_TASK TO COMPLETE_. For this exercise, repeat all of the material verbatim apart from its images.

_PROVIDED DATA_.
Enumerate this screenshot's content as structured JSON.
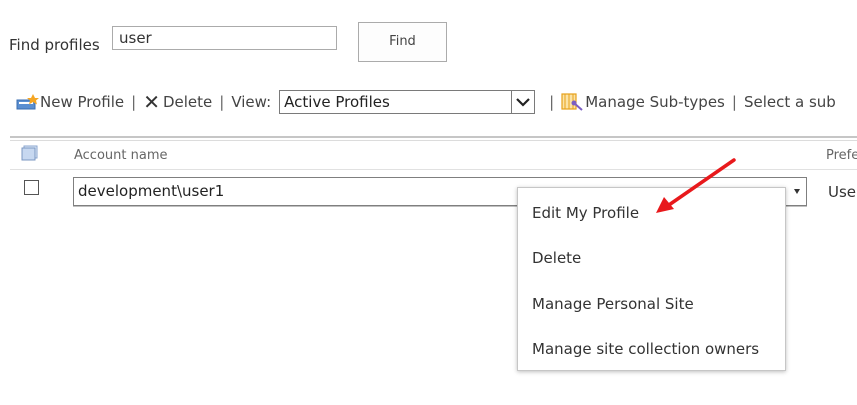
{
  "find": {
    "label": "Find profiles",
    "input_value": "user",
    "button_label": "Find"
  },
  "toolbar": {
    "new_profile": "New Profile",
    "delete": "Delete",
    "view_label": "View:",
    "view_selected": "Active Profiles",
    "manage_subtypes": "Manage Sub-types",
    "select_sub": "Select a sub",
    "separator": "|"
  },
  "list": {
    "columns": [
      "Account name",
      "Prefe"
    ],
    "rows": [
      {
        "account": "development\\user1",
        "pref": "User"
      }
    ]
  },
  "context_menu": {
    "items": [
      "Edit My Profile",
      "Delete",
      "Manage Personal Site",
      "Manage site collection owners"
    ]
  },
  "colors": {
    "annotation_arrow": "#e8191c",
    "new_icon_accent": "#f5a623",
    "manage_icon": "#e7a11a"
  },
  "icons": [
    "new-profile-icon",
    "delete-x-icon",
    "dropdown-arrow-icon",
    "manage-subtypes-icon",
    "select-all-icon"
  ]
}
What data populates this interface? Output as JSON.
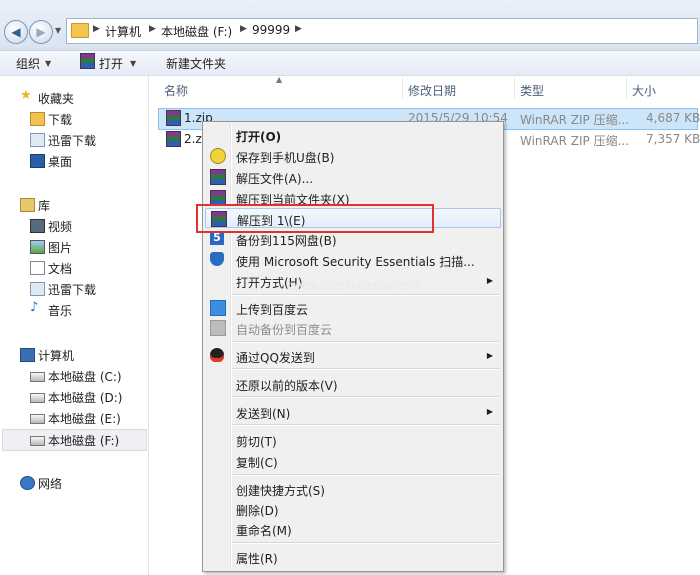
{
  "address": {
    "crumbs": [
      "计算机",
      "本地磁盘 (F:)",
      "99999"
    ]
  },
  "toolbar": {
    "organize": "组织",
    "open": "打开",
    "new_folder": "新建文件夹"
  },
  "nav": {
    "favorites": "收藏夹",
    "downloads": "下载",
    "thunder": "迅雷下载",
    "desktop": "桌面",
    "libraries": "库",
    "videos": "视频",
    "pictures": "图片",
    "documents": "文档",
    "lib_thunder": "迅雷下载",
    "music": "音乐",
    "computer": "计算机",
    "drive_c": "本地磁盘 (C:)",
    "drive_d": "本地磁盘 (D:)",
    "drive_e": "本地磁盘 (E:)",
    "drive_f": "本地磁盘 (F:)",
    "network": "网络"
  },
  "columns": {
    "name": "名称",
    "modified": "修改日期",
    "type": "类型",
    "size": "大小"
  },
  "files": [
    {
      "name": "1.zip",
      "modified": "2015/5/29 10:54",
      "type": "WinRAR ZIP 压缩...",
      "size": "4,687 KB"
    },
    {
      "name": "2.zi",
      "modified": "",
      "type": "WinRAR ZIP 压缩...",
      "size": "7,357 KB"
    }
  ],
  "menu": {
    "open": "打开(O)",
    "save_usb": "保存到手机U盘(B)",
    "extract_files": "解压文件(A)...",
    "extract_here": "解压到当前文件夹(X)",
    "extract_to": "解压到 1\\(E)",
    "backup_115": "备份到115网盘(B)",
    "mse_scan": "使用 Microsoft Security Essentials 扫描...",
    "open_with": "打开方式(H)",
    "upload_baidu": "上传到百度云",
    "auto_backup_baidu": "自动备份到百度云",
    "send_qq": "通过QQ发送到",
    "restore_prev": "还原以前的版本(V)",
    "send_to": "发送到(N)",
    "cut": "剪切(T)",
    "copy": "复制(C)",
    "create_shortcut": "创建快捷方式(S)",
    "delete": "删除(D)",
    "rename": "重命名(M)",
    "properties": "属性(R)"
  },
  "watermark": "www.qinpinchang.com",
  "colors": {
    "highlight_box": "#e0312f",
    "selection": "#cce5f9"
  }
}
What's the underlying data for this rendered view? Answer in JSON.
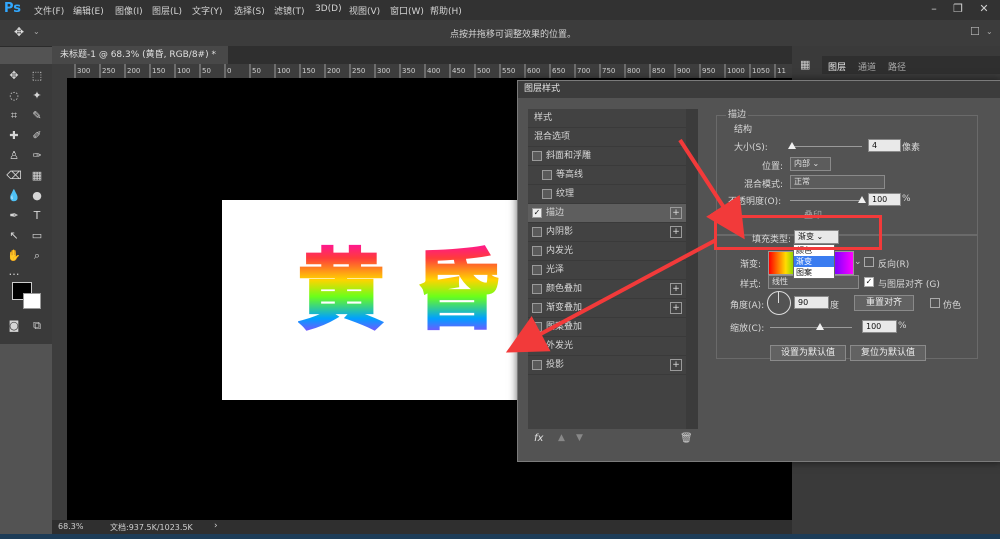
{
  "app": {
    "logo": "Ps"
  },
  "menu": [
    "文件(F)",
    "编辑(E)",
    "图像(I)",
    "图层(L)",
    "文字(Y)",
    "选择(S)",
    "滤镜(T)",
    "3D(D)",
    "视图(V)",
    "窗口(W)",
    "帮助(H)"
  ],
  "options_bar": {
    "hint": "点按并拖移可调整效果的位置。"
  },
  "document": {
    "tab_title": "未标题-1 @ 68.3% (黄昏, RGB/8#) *",
    "text_content": "黄 昏",
    "ruler_labels": [
      "300",
      "250",
      "200",
      "150",
      "100",
      "50",
      "0",
      "50",
      "100",
      "150",
      "200",
      "250",
      "300",
      "350",
      "400",
      "450",
      "500",
      "550",
      "600",
      "650",
      "700",
      "750",
      "800",
      "850",
      "900",
      "950",
      "1000",
      "1050",
      "11"
    ]
  },
  "status": {
    "zoom": "68.3%",
    "doc_info": "文档:937.5K/1023.5K",
    "arrow": "›"
  },
  "panels": {
    "tabs": [
      "图层",
      "通道",
      "路径"
    ]
  },
  "dialog": {
    "title": "图层样式",
    "list": [
      {
        "label": "样式",
        "check": false,
        "checkbox": false,
        "plus": false,
        "indent": 0,
        "header": true
      },
      {
        "label": "混合选项",
        "check": false,
        "checkbox": false,
        "plus": false,
        "indent": 0,
        "header": true
      },
      {
        "label": "斜面和浮雕",
        "check": false,
        "checkbox": true,
        "plus": false,
        "indent": 0
      },
      {
        "label": "等高线",
        "check": false,
        "checkbox": true,
        "plus": false,
        "indent": 1
      },
      {
        "label": "纹理",
        "check": false,
        "checkbox": true,
        "plus": false,
        "indent": 1
      },
      {
        "label": "描边",
        "check": true,
        "checkbox": true,
        "plus": true,
        "indent": 0,
        "selected": true
      },
      {
        "label": "内阴影",
        "check": false,
        "checkbox": true,
        "plus": true,
        "indent": 0
      },
      {
        "label": "内发光",
        "check": false,
        "checkbox": true,
        "plus": false,
        "indent": 0
      },
      {
        "label": "光泽",
        "check": false,
        "checkbox": true,
        "plus": false,
        "indent": 0
      },
      {
        "label": "颜色叠加",
        "check": false,
        "checkbox": true,
        "plus": true,
        "indent": 0
      },
      {
        "label": "渐变叠加",
        "check": false,
        "checkbox": true,
        "plus": true,
        "indent": 0
      },
      {
        "label": "图案叠加",
        "check": false,
        "checkbox": true,
        "plus": false,
        "indent": 0
      },
      {
        "label": "外发光",
        "check": false,
        "checkbox": true,
        "plus": false,
        "indent": 0
      },
      {
        "label": "投影",
        "check": false,
        "checkbox": true,
        "plus": true,
        "indent": 0
      }
    ],
    "footer_fx": "fx",
    "section_title": "描边",
    "group_title": "结构",
    "size_label": "大小(S):",
    "size_value": "4",
    "size_unit": "像素",
    "position_label": "位置:",
    "position_value": "内部",
    "blend_label": "混合模式:",
    "blend_value": "正常",
    "opacity_label": "不透明度(O):",
    "opacity_value": "100",
    "opacity_unit": "%",
    "overprint_label": "叠印",
    "fill_type_label": "填充类型:",
    "fill_type_value": "渐变",
    "fill_type_options": [
      "颜色",
      "渐变",
      "图案"
    ],
    "gradient_label": "渐变:",
    "reverse_label": "反向(R)",
    "style_label": "样式:",
    "style_value": "线性",
    "align_label": "与图层对齐 (G)",
    "angle_label": "角度(A):",
    "angle_value": "90",
    "angle_unit": "度",
    "reset_align": "重置对齐",
    "dither_label": "仿色",
    "scale_label": "缩放(C):",
    "scale_value": "100",
    "scale_unit": "%",
    "set_default": "设置为默认值",
    "reset_default": "复位为默认值"
  }
}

_RESPONSE BELOW_.
Enumerate this screenshot's content as structured JSON.
{
  "find": {
    "label": "Find profiles",
    "input_value": "user",
    "button_label": "Find"
  },
  "toolbar": {
    "new_profile": "New Profile",
    "delete": "Delete",
    "view_label": "View:",
    "view_selected": "Active Profiles",
    "manage_subtypes": "Manage Sub-types",
    "select_sub": "Select a sub",
    "separator": "|"
  },
  "list": {
    "columns": [
      "Account name",
      "Prefe"
    ],
    "rows": [
      {
        "account": "development\\user1",
        "pref": "User"
      }
    ]
  },
  "context_menu": {
    "items": [
      "Edit My Profile",
      "Delete",
      "Manage Personal Site",
      "Manage site collection owners"
    ]
  },
  "colors": {
    "annotation_arrow": "#e8191c",
    "new_icon_accent": "#f5a623",
    "manage_icon": "#e7a11a"
  },
  "icons": [
    "new-profile-icon",
    "delete-x-icon",
    "dropdown-arrow-icon",
    "manage-subtypes-icon",
    "select-all-icon"
  ]
}
What data populates this interface? Output as JSON.
{
  "address": {
    "crumbs": [
      "计算机",
      "本地磁盘 (F:)",
      "99999"
    ]
  },
  "toolbar": {
    "organize": "组织",
    "open": "打开",
    "new_folder": "新建文件夹"
  },
  "nav": {
    "favorites": "收藏夹",
    "downloads": "下载",
    "thunder": "迅雷下载",
    "desktop": "桌面",
    "libraries": "库",
    "videos": "视频",
    "pictures": "图片",
    "documents": "文档",
    "lib_thunder": "迅雷下载",
    "music": "音乐",
    "computer": "计算机",
    "drive_c": "本地磁盘 (C:)",
    "drive_d": "本地磁盘 (D:)",
    "drive_e": "本地磁盘 (E:)",
    "drive_f": "本地磁盘 (F:)",
    "network": "网络"
  },
  "columns": {
    "name": "名称",
    "modified": "修改日期",
    "type": "类型",
    "size": "大小"
  },
  "files": [
    {
      "name": "1.zip",
      "modified": "2015/5/29 10:54",
      "type": "WinRAR ZIP 压缩...",
      "size": "4,687 KB"
    },
    {
      "name": "2.zi",
      "modified": "",
      "type": "WinRAR ZIP 压缩...",
      "size": "7,357 KB"
    }
  ],
  "menu": {
    "open": "打开(O)",
    "save_usb": "保存到手机U盘(B)",
    "extract_files": "解压文件(A)...",
    "extract_here": "解压到当前文件夹(X)",
    "extract_to": "解压到 1\\(E)",
    "backup_115": "备份到115网盘(B)",
    "mse_scan": "使用 Microsoft Security Essentials 扫描...",
    "open_with": "打开方式(H)",
    "upload_baidu": "上传到百度云",
    "auto_backup_baidu": "自动备份到百度云",
    "send_qq": "通过QQ发送到",
    "restore_prev": "还原以前的版本(V)",
    "send_to": "发送到(N)",
    "cut": "剪切(T)",
    "copy": "复制(C)",
    "create_shortcut": "创建快捷方式(S)",
    "delete": "删除(D)",
    "rename": "重命名(M)",
    "properties": "属性(R)"
  },
  "watermark": "www.qinpinchang.com",
  "colors": {
    "highlight_box": "#e0312f",
    "selection": "#cce5f9"
  }
}
What's the underlying data for this rendered view? Answer in JSON.
{
  "app": {
    "logo": "Ps"
  },
  "menu": [
    "文件(F)",
    "编辑(E)",
    "图像(I)",
    "图层(L)",
    "文字(Y)",
    "选择(S)",
    "滤镜(T)",
    "3D(D)",
    "视图(V)",
    "窗口(W)",
    "帮助(H)"
  ],
  "options_bar": {
    "hint": "点按并拖移可调整效果的位置。"
  },
  "document": {
    "tab_title": "未标题-1 @ 68.3% (黄昏, RGB/8#) *",
    "text_content": "黄 昏",
    "ruler_labels": [
      "300",
      "250",
      "200",
      "150",
      "100",
      "50",
      "0",
      "50",
      "100",
      "150",
      "200",
      "250",
      "300",
      "350",
      "400",
      "450",
      "500",
      "550",
      "600",
      "650",
      "700",
      "750",
      "800",
      "850",
      "900",
      "950",
      "1000",
      "1050",
      "11"
    ]
  },
  "status": {
    "zoom": "68.3%",
    "doc_info": "文档:937.5K/1023.5K",
    "arrow": "›"
  },
  "panels": {
    "tabs": [
      "图层",
      "通道",
      "路径"
    ]
  },
  "dialog": {
    "title": "图层样式",
    "list": [
      {
        "label": "样式",
        "check": false,
        "checkbox": false,
        "plus": false,
        "indent": 0,
        "header": true
      },
      {
        "label": "混合选项",
        "check": false,
        "checkbox": false,
        "plus": false,
        "indent": 0,
        "header": true
      },
      {
        "label": "斜面和浮雕",
        "check": false,
        "checkbox": true,
        "plus": false,
        "indent": 0
      },
      {
        "label": "等高线",
        "check": false,
        "checkbox": true,
        "plus": false,
        "indent": 1
      },
      {
        "label": "纹理",
        "check": false,
        "checkbox": true,
        "plus": false,
        "indent": 1
      },
      {
        "label": "描边",
        "check": true,
        "checkbox": true,
        "plus": true,
        "indent": 0,
        "selected": true
      },
      {
        "label": "内阴影",
        "check": false,
        "checkbox": true,
        "plus": true,
        "indent": 0
      },
      {
        "label": "内发光",
        "check": false,
        "checkbox": true,
        "plus": false,
        "indent": 0
      },
      {
        "label": "光泽",
        "check": false,
        "checkbox": true,
        "plus": false,
        "indent": 0
      },
      {
        "label": "颜色叠加",
        "check": false,
        "checkbox": true,
        "plus": true,
        "indent": 0
      },
      {
        "label": "渐变叠加",
        "check": false,
        "checkbox": true,
        "plus": true,
        "indent": 0
      },
      {
        "label": "图案叠加",
        "check": false,
        "checkbox": true,
        "plus": false,
        "indent": 0
      },
      {
        "label": "外发光",
        "check": false,
        "checkbox": true,
        "plus": false,
        "indent": 0
      },
      {
        "label": "投影",
        "check": false,
        "checkbox": true,
        "plus": true,
        "indent": 0
      }
    ],
    "footer_fx": "fx",
    "section_title": "描边",
    "group_title": "结构",
    "size_label": "大小(S):",
    "size_value": "4",
    "size_unit": "像素",
    "position_label": "位置:",
    "position_value": "内部",
    "blend_label": "混合模式:",
    "blend_value": "正常",
    "opacity_label": "不透明度(O):",
    "opacity_value": "100",
    "opacity_unit": "%",
    "overprint_label": "叠印",
    "fill_type_label": "填充类型:",
    "fill_type_value": "渐变",
    "fill_type_options": [
      "颜色",
      "渐变",
      "图案"
    ],
    "gradient_label": "渐变:",
    "reverse_label": "反向(R)",
    "style_label": "样式:",
    "style_value": "线性",
    "align_label": "与图层对齐 (G)",
    "angle_label": "角度(A):",
    "angle_value": "90",
    "angle_unit": "度",
    "reset_align": "重置对齐",
    "dither_label": "仿色",
    "scale_label": "缩放(C):",
    "scale_value": "100",
    "scale_unit": "%",
    "set_default": "设置为默认值",
    "reset_default": "复位为默认值"
  }
}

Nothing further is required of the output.